---------- Material for the task
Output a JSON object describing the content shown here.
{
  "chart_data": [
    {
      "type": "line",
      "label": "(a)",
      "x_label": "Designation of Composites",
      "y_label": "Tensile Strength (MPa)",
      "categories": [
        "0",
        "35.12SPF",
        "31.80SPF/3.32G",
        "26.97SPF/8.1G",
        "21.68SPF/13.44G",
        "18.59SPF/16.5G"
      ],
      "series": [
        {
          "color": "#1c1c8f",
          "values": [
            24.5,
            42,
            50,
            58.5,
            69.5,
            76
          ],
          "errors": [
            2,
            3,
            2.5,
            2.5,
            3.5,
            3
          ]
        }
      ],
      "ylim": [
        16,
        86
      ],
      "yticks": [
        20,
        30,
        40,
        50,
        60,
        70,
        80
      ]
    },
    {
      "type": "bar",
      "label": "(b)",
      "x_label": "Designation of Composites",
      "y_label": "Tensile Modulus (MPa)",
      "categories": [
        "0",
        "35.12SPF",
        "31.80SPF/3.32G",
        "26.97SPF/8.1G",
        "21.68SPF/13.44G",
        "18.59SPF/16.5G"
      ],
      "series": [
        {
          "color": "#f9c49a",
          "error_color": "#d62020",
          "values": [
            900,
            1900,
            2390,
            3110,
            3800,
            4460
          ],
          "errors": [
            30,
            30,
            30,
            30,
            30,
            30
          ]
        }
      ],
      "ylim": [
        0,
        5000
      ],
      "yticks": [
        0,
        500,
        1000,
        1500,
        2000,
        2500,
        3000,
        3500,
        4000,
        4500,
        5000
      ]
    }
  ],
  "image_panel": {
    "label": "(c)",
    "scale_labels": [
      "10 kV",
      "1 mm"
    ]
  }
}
--------------------
Work instructions: Copy each line of the data exactly, leaving nothing out.

Answer for this exercise:
Output a JSON object describing the content shown here.
{
  "chart_data": [
    {
      "type": "line",
      "label": "(a)",
      "x_label": "Designation of Composites",
      "y_label": "Tensile Strength (MPa)",
      "categories": [
        "0",
        "35.12SPF",
        "31.80SPF/3.32G",
        "26.97SPF/8.1G",
        "21.68SPF/13.44G",
        "18.59SPF/16.5G"
      ],
      "series": [
        {
          "color": "#1c1c8f",
          "values": [
            24.5,
            42,
            50,
            58.5,
            69.5,
            76
          ],
          "errors": [
            2,
            3,
            2.5,
            2.5,
            3.5,
            3
          ]
        }
      ],
      "ylim": [
        16,
        86
      ],
      "yticks": [
        20,
        30,
        40,
        50,
        60,
        70,
        80
      ]
    },
    {
      "type": "bar",
      "label": "(b)",
      "x_label": "Designation of Composites",
      "y_label": "Tensile Modulus (MPa)",
      "categories": [
        "0",
        "35.12SPF",
        "31.80SPF/3.32G",
        "26.97SPF/8.1G",
        "21.68SPF/13.44G",
        "18.59SPF/16.5G"
      ],
      "series": [
        {
          "color": "#f9c49a",
          "error_color": "#d62020",
          "values": [
            900,
            1900,
            2390,
            3110,
            3800,
            4460
          ],
          "errors": [
            30,
            30,
            30,
            30,
            30,
            30
          ]
        }
      ],
      "ylim": [
        0,
        5000
      ],
      "yticks": [
        0,
        500,
        1000,
        1500,
        2000,
        2500,
        3000,
        3500,
        4000,
        4500,
        5000
      ]
    }
  ],
  "image_panel": {
    "label": "(c)",
    "scale_labels": [
      "10 kV",
      "1 mm"
    ]
  }
}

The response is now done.